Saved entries
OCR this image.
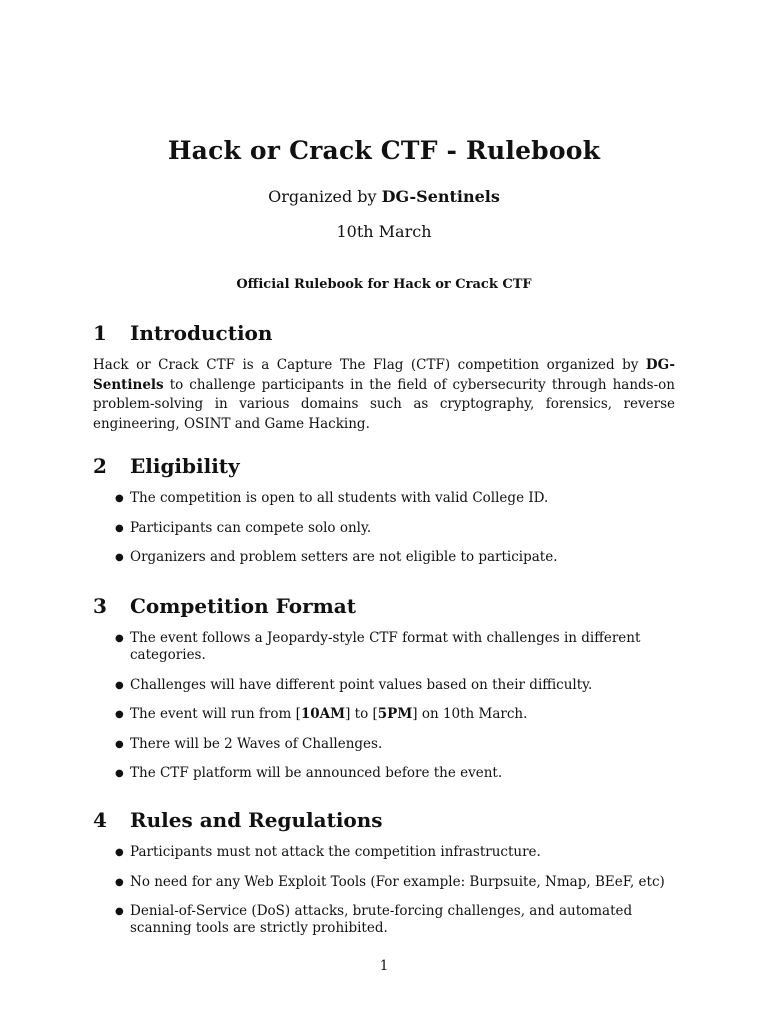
Hack or Crack CTF - Rulebook
Organized by DG-Sentinels
10th March
Official Rulebook for Hack or Crack CTF
1 Introduction

Hack or Crack CTF is a Capture The Flag (CTF) competition organized by DG-Sentinels to challenge participants in the field of cybersecurity through hands-on problem-solving in various domains such as cryptography, forensics, reverse engineering, OSINT and Game Hacking.

2 Eligibility
● The competition is open to all students with valid College ID.
● Participants can compete solo only.
● Organizers and problem setters are not eligible to participate.
3 Competition Format
● The event follows a Jeopardy-style CTF format with challenges in different categories.
● Challenges will have different point values based on their difficulty.
● The event will run from [10AM] to [5PM] on 10th March.
● There will be 2 Waves of Challenges.
● The CTF platform will be announced before the event.
4 Rules and Regulations
● Participants must not attack the competition infrastructure.
● No need for any Web Exploit Tools (For example: Burpsuite, Nmap, BEeF, etc)
● Denial-of-Service (DoS) attacks, brute-forcing challenges, and automated scanning tools are strictly prohibited.
1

The task: From the listing above, print every entry precisely and drop the pictures.

Result:
OCR this image.
Hack or Crack CTF - Rulebook
Organized by DG-Sentinels
10th March
Official Rulebook for Hack or Crack CTF
1 Introduction

Hack or Crack CTF is a Capture The Flag (CTF) competition organized by DG-Sentinels to challenge participants in the field of cybersecurity through hands-on problem-solving in various domains such as cryptography, forensics, reverse engineering, OSINT and Game Hacking.

2 Eligibility
● The competition is open to all students with valid College ID.
● Participants can compete solo only.
● Organizers and problem setters are not eligible to participate.
3 Competition Format
● The event follows a Jeopardy-style CTF format with challenges in different categories.
● Challenges will have different point values based on their difficulty.
● The event will run from [10AM] to [5PM] on 10th March.
● There will be 2 Waves of Challenges.
● The CTF platform will be announced before the event.
4 Rules and Regulations
● Participants must not attack the competition infrastructure.
● No need for any Web Exploit Tools (For example: Burpsuite, Nmap, BEeF, etc)
● Denial-of-Service (DoS) attacks, brute-forcing challenges, and automated scanning tools are strictly prohibited.
1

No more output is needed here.